▸ THE REQUEST:
Skip every picture, and copy exactly the lines from the one containing "Type out the text in this image." to the end of the data.

______________________________

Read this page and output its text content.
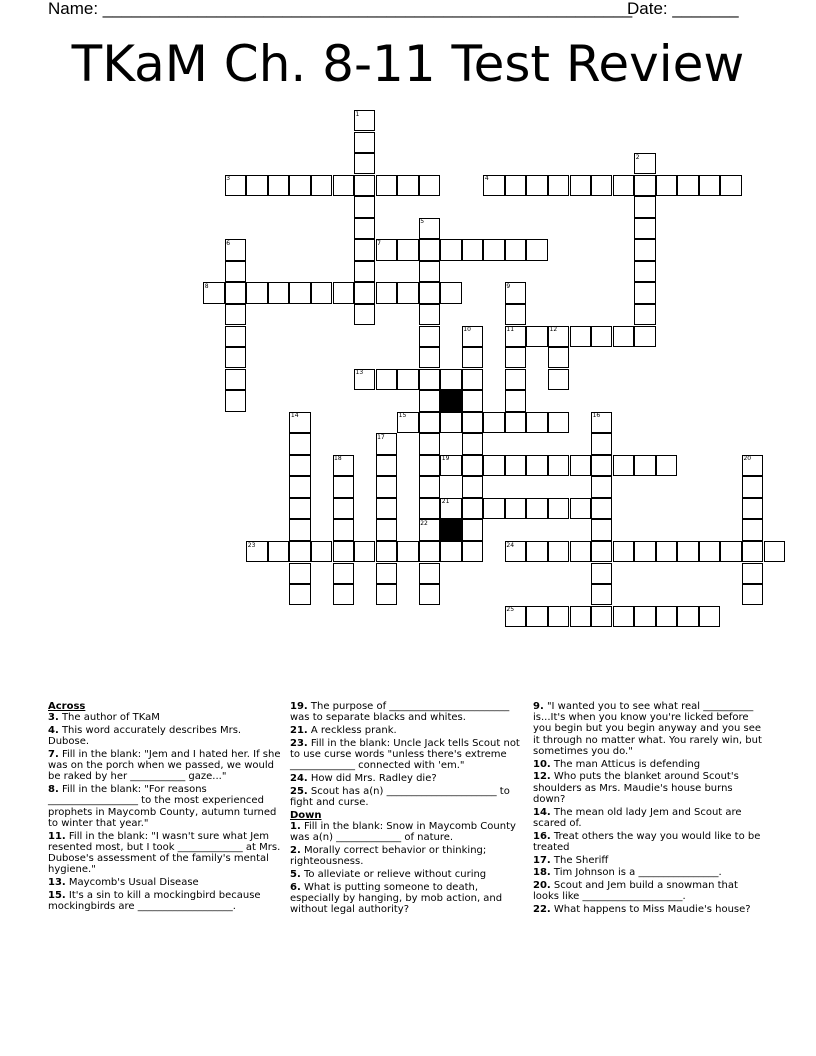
Name: ________________________________________________________
Date: _______
TKaM Ch. 8-11 Test Review
1
2
3	4
5
6	7
8	9
10	11	12
13
14	15	16
17
18	19	20
21
22
23	24
25
Across
3. The author of TKaM
4. This word accurately describes Mrs. Dubose.
7. Fill in the blank: "Jem and I hated her. If she was on the porch when we passed, we would be raked by her ___________ gaze..."
8. Fill in the blank: "For reasons __________________ to the most experienced prophets in Maycomb County, autumn turned to winter that year."
11. Fill in the blank: "I wasn't sure what Jem resented most, but I took _____________ at Mrs. Dubose's assessment of the family's mental hygiene."
13. Maycomb's Usual Disease
15. It's a sin to kill a mockingbird because mockingbirds are ___________________.
19. The purpose of ________________________ was to separate blacks and whites.
21. A reckless prank.
23. Fill in the blank: Uncle Jack tells Scout not to use curse words "unless there's extreme _____________ connected with 'em."
24. How did Mrs. Radley die?
25. Scout has a(n) ______________________ to fight and curse.
Down
1. Fill in the blank: Snow in Maycomb County was a(n) _____________ of nature.
2. Morally correct behavior or thinking; righteousness.
5. To alleviate or relieve without curing
6. What is putting someone to death, especially by hanging, by mob action, and without legal authority?
9. "I wanted you to see what real __________ is...It's when you know you're licked before you begin but you begin anyway and you see it through no matter what. You rarely win, but sometimes you do."
10. The man Atticus is defending
12. Who puts the blanket around Scout's shoulders as Mrs. Maudie's house burns down?
14. The mean old lady Jem and Scout are scared of.
16. Treat others the way you would like to be treated
17. The Sheriff
18. Tim Johnson is a ________________.
20. Scout and Jem build a snowman that looks like ____________________.
22. What happens to Miss Maudie's house?
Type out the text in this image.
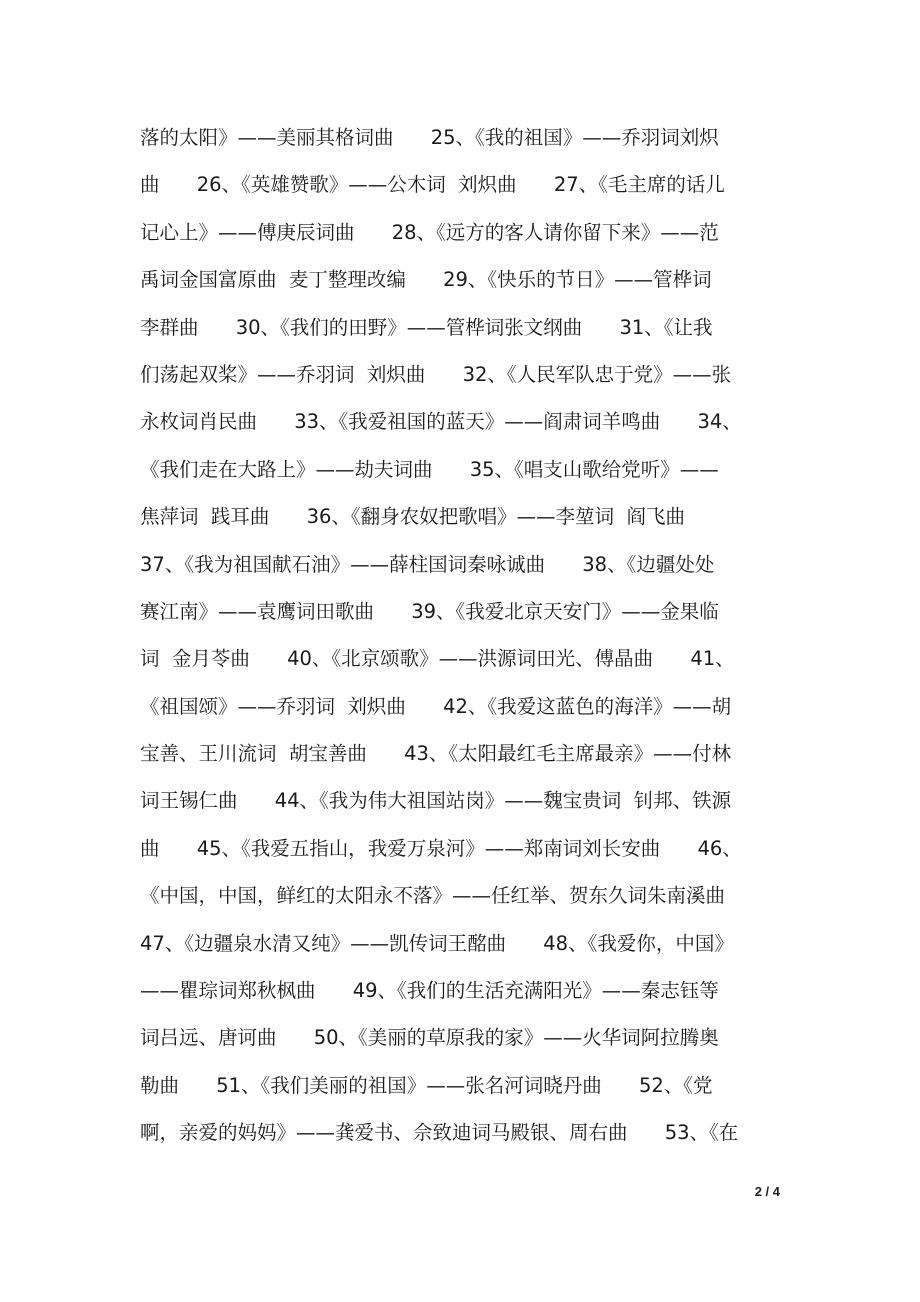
落的太阳》——美丽其格词曲      25、《我的祖国》——乔羽词刘炽
曲      26、《英雄赞歌》——公木词  刘炽曲      27、《毛主席的话儿
记心上》——傅庚辰词曲      28、《远方的客人请你留下来》——范
禹词金国富原曲  麦丁整理改编      29、《快乐的节日》——管桦词
李群曲      30、《我们的田野》——管桦词张文纲曲      31、《让我
们荡起双桨》——乔羽词  刘炽曲      32、《人民军队忠于党》——张
永枚词肖民曲      33、《我爱祖国的蓝天》——阎肃词羊鸣曲      34、
《我们走在大路上》——劫夫词曲      35、《唱支山歌给党听》——
焦萍词  践耳曲      36、《翻身农奴把歌唱》——李堃词  阎飞曲
37、《我为祖国献石油》——薛柱国词秦咏诚曲      38、《边疆处处
赛江南》——袁鹰词田歌曲      39、《我爱北京天安门》——金果临
词  金月苓曲      40、《北京颂歌》——洪源词田光、傅晶曲      41、
《祖国颂》——乔羽词  刘炽曲      42、《我爱这蓝色的海洋》——胡
宝善、王川流词  胡宝善曲      43、《太阳最红毛主席最亲》——付林
词王锡仁曲      44、《我为伟大祖国站岗》——魏宝贵词  钊邦、铁源
曲      45、《我爱五指山，我爱万泉河》——郑南词刘长安曲      46、
《中国，中国，鲜红的太阳永不落》——任红举、贺东久词朱南溪曲
47、《边疆泉水清又纯》——凯传词王酩曲      48、《我爱你，中国》
——瞿琮词郑秋枫曲      49、《我们的生活充满阳光》——秦志钰等
词吕远、唐诃曲      50、《美丽的草原我的家》——火华词阿拉腾奥
勒曲      51、《我们美丽的祖国》——张名河词晓丹曲      52、《党
啊，亲爱的妈妈》——龚爱书、佘致迪词马殿银、周右曲      53、《在
2 / 4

______________________________

▸ RESPONSE TO THIS TASK:
Type out the text in this image.
落的太阳》——美丽其格词曲      25、《我的祖国》——乔羽词刘炽
曲      26、《英雄赞歌》——公木词  刘炽曲      27、《毛主席的话儿
记心上》——傅庚辰词曲      28、《远方的客人请你留下来》——范
禹词金国富原曲  麦丁整理改编      29、《快乐的节日》——管桦词
李群曲      30、《我们的田野》——管桦词张文纲曲      31、《让我
们荡起双桨》——乔羽词  刘炽曲      32、《人民军队忠于党》——张
永枚词肖民曲      33、《我爱祖国的蓝天》——阎肃词羊鸣曲      34、
《我们走在大路上》——劫夫词曲      35、《唱支山歌给党听》——
焦萍词  践耳曲      36、《翻身农奴把歌唱》——李堃词  阎飞曲
37、《我为祖国献石油》——薛柱国词秦咏诚曲      38、《边疆处处
赛江南》——袁鹰词田歌曲      39、《我爱北京天安门》——金果临
词  金月苓曲      40、《北京颂歌》——洪源词田光、傅晶曲      41、
《祖国颂》——乔羽词  刘炽曲      42、《我爱这蓝色的海洋》——胡
宝善、王川流词  胡宝善曲      43、《太阳最红毛主席最亲》——付林
词王锡仁曲      44、《我为伟大祖国站岗》——魏宝贵词  钊邦、铁源
曲      45、《我爱五指山，我爱万泉河》——郑南词刘长安曲      46、
《中国，中国，鲜红的太阳永不落》——任红举、贺东久词朱南溪曲
47、《边疆泉水清又纯》——凯传词王酩曲      48、《我爱你，中国》
——瞿琮词郑秋枫曲      49、《我们的生活充满阳光》——秦志钰等
词吕远、唐诃曲      50、《美丽的草原我的家》——火华词阿拉腾奥
勒曲      51、《我们美丽的祖国》——张名河词晓丹曲      52、《党
啊，亲爱的妈妈》——龚爱书、佘致迪词马殿银、周右曲      53、《在
2 / 4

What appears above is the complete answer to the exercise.